From the entries below, count every line that contains the word "hasta". Please give the number and nothing else.

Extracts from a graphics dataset
________________

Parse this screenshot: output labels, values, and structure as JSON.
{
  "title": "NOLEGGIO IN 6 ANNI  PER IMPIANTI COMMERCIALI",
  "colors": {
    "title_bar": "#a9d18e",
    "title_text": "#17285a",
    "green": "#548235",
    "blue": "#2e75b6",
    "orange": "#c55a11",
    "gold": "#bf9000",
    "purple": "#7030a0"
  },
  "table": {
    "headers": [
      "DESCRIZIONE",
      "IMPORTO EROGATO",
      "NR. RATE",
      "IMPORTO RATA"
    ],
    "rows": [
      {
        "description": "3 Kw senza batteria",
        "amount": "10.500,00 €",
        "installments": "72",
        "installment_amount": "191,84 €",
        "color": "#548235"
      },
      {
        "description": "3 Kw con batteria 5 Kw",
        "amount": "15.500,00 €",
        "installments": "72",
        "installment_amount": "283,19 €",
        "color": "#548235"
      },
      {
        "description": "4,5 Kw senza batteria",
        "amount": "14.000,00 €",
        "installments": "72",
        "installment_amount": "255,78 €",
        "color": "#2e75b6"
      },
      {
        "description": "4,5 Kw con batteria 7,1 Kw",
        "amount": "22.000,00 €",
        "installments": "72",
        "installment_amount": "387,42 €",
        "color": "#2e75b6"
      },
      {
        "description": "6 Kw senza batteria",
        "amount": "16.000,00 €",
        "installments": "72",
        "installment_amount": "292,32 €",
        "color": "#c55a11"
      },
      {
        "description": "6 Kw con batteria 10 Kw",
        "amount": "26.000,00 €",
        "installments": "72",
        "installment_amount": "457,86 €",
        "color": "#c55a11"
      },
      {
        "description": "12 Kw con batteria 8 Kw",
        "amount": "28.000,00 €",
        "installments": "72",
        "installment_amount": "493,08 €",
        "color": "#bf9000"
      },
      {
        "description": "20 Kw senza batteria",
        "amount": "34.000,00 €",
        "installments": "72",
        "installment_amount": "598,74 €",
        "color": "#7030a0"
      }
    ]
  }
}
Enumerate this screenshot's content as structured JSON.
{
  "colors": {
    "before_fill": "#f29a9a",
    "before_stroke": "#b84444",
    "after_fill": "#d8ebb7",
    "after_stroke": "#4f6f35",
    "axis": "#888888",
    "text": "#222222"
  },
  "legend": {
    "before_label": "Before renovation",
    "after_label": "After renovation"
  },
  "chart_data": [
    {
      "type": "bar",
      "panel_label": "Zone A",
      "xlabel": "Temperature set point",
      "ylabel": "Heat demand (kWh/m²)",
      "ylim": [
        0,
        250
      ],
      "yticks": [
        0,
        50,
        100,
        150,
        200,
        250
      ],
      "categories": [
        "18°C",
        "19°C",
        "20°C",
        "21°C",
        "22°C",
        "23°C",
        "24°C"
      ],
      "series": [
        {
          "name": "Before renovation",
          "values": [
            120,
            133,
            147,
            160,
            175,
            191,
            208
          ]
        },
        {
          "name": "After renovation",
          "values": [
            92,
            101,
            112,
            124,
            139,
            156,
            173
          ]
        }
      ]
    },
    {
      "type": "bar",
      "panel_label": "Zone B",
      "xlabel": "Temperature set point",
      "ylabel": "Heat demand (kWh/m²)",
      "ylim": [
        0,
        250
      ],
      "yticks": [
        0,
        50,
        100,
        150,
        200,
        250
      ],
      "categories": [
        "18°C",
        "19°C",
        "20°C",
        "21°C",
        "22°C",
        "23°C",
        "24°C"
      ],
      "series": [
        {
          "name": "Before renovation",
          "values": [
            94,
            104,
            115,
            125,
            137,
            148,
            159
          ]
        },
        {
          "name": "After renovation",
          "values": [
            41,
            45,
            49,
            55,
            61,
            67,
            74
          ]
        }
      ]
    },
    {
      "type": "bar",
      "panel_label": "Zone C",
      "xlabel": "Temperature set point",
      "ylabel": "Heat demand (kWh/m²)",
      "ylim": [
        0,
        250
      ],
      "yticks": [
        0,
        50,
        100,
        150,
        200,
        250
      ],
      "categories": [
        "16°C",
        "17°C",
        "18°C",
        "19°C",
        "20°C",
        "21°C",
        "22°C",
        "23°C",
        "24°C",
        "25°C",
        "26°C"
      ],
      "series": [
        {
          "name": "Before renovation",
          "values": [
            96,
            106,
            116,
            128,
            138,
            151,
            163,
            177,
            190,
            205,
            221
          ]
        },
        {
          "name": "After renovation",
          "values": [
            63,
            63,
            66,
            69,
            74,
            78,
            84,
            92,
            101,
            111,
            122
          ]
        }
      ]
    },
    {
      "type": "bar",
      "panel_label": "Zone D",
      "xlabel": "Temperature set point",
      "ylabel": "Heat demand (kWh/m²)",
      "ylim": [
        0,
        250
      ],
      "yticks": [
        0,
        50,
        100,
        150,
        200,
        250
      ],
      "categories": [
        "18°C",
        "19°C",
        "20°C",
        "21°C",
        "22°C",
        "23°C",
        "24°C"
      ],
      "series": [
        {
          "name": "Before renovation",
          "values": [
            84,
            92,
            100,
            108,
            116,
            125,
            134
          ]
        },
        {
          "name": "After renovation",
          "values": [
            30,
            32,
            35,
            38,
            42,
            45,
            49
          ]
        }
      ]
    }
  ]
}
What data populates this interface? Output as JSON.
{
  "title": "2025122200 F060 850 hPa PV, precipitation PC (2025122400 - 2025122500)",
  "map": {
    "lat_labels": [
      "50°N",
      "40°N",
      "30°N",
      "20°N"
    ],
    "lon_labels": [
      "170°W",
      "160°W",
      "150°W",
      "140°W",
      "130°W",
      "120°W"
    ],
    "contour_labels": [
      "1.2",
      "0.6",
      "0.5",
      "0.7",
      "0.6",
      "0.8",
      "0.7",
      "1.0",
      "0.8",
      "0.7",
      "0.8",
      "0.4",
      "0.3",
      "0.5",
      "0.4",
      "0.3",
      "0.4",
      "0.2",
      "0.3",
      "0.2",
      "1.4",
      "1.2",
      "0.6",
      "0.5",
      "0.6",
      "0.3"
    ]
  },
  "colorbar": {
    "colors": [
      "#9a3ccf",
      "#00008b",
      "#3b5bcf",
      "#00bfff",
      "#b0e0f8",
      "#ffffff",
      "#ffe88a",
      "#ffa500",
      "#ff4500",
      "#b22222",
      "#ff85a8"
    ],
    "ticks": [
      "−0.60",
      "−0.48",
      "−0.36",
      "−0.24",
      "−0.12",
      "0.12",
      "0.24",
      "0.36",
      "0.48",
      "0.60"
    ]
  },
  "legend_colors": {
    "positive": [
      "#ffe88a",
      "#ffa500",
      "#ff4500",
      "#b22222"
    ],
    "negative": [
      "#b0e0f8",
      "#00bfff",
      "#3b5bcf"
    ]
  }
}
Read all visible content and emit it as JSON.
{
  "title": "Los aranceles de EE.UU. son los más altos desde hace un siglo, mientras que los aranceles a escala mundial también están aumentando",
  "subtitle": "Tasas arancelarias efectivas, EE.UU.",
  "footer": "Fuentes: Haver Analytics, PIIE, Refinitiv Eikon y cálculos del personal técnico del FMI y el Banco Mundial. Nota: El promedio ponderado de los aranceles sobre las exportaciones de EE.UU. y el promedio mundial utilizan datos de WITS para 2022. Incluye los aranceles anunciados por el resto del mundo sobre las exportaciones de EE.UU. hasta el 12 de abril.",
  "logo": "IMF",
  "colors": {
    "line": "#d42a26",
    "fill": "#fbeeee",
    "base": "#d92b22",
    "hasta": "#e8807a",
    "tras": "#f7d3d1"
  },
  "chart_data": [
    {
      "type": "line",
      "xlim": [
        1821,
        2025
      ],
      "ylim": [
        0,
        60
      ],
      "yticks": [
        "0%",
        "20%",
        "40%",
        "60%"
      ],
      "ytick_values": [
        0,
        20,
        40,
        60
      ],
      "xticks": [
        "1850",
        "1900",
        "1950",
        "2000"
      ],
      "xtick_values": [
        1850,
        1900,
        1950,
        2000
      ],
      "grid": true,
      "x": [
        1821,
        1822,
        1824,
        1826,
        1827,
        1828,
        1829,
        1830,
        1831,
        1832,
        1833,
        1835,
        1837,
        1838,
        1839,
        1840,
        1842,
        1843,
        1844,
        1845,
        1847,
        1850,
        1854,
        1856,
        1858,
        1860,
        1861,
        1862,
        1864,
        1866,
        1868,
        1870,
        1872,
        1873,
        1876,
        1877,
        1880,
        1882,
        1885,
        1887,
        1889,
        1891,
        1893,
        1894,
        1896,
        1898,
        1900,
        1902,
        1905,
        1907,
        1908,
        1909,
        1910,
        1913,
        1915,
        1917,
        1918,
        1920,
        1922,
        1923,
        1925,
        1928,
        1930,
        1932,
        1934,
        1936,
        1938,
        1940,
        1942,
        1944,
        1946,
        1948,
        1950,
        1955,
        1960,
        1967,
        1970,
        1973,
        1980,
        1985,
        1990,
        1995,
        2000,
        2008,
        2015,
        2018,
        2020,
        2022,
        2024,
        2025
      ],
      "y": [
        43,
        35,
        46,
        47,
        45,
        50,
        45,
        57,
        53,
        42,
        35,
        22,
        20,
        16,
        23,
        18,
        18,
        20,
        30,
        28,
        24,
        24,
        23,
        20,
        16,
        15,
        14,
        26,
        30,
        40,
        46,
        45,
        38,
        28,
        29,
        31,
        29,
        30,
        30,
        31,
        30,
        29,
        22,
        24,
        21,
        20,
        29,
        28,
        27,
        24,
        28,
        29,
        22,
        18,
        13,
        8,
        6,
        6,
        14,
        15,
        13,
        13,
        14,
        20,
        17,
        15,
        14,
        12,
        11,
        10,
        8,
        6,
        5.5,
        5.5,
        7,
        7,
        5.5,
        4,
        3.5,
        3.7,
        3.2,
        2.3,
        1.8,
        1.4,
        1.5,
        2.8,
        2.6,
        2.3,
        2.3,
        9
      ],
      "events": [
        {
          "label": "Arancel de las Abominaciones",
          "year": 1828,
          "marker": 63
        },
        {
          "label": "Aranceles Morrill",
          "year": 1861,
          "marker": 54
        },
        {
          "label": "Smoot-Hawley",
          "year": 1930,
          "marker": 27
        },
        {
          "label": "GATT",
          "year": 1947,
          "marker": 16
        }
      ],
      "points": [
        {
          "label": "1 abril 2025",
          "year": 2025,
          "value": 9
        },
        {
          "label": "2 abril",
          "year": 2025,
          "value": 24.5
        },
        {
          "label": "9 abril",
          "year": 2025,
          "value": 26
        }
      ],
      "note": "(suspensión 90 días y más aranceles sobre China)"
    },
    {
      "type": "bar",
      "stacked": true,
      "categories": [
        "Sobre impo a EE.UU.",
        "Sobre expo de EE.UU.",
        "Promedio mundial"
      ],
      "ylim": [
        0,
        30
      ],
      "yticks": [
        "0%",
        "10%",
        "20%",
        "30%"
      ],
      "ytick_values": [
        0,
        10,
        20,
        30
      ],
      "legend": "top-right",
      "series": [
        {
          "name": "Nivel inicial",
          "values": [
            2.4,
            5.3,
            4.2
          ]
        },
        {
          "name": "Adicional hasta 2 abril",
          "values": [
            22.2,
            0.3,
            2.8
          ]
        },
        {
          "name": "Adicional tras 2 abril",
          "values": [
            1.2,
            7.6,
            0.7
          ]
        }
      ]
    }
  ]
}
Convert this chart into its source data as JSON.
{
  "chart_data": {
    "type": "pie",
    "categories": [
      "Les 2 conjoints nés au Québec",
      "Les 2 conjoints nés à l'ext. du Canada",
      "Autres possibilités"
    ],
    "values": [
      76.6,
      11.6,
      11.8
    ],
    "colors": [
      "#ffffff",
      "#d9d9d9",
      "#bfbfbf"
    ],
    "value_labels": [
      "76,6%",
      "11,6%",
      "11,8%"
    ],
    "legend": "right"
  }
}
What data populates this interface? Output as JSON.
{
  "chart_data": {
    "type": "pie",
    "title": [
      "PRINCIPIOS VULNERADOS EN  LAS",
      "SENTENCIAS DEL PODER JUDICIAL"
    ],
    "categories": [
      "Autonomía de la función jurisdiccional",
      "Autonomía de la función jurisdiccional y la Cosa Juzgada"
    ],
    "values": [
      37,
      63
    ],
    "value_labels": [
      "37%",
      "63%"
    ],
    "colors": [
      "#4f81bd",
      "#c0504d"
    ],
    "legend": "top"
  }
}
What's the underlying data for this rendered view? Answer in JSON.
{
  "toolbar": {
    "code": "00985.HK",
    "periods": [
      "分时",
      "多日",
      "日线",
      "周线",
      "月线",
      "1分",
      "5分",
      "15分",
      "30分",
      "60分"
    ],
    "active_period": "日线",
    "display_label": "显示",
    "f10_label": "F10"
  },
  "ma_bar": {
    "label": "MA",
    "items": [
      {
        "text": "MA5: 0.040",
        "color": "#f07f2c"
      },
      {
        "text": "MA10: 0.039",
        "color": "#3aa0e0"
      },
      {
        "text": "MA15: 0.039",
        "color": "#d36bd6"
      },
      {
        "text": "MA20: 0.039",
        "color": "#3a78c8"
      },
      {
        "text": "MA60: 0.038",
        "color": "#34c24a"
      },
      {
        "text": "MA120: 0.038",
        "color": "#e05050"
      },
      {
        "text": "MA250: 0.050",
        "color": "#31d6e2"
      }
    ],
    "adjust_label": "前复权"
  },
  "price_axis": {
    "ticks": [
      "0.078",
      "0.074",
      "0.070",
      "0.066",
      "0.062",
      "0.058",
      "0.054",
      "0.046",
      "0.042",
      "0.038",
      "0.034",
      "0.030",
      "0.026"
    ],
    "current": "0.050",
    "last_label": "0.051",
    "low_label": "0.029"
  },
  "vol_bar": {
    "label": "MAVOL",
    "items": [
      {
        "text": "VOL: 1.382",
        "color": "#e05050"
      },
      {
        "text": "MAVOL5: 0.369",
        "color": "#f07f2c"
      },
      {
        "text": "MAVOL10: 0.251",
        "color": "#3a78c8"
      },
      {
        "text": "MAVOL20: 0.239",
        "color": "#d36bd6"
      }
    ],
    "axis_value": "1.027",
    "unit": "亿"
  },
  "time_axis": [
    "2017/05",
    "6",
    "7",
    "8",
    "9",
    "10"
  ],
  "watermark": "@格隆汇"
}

________________

- [Right answer]:
3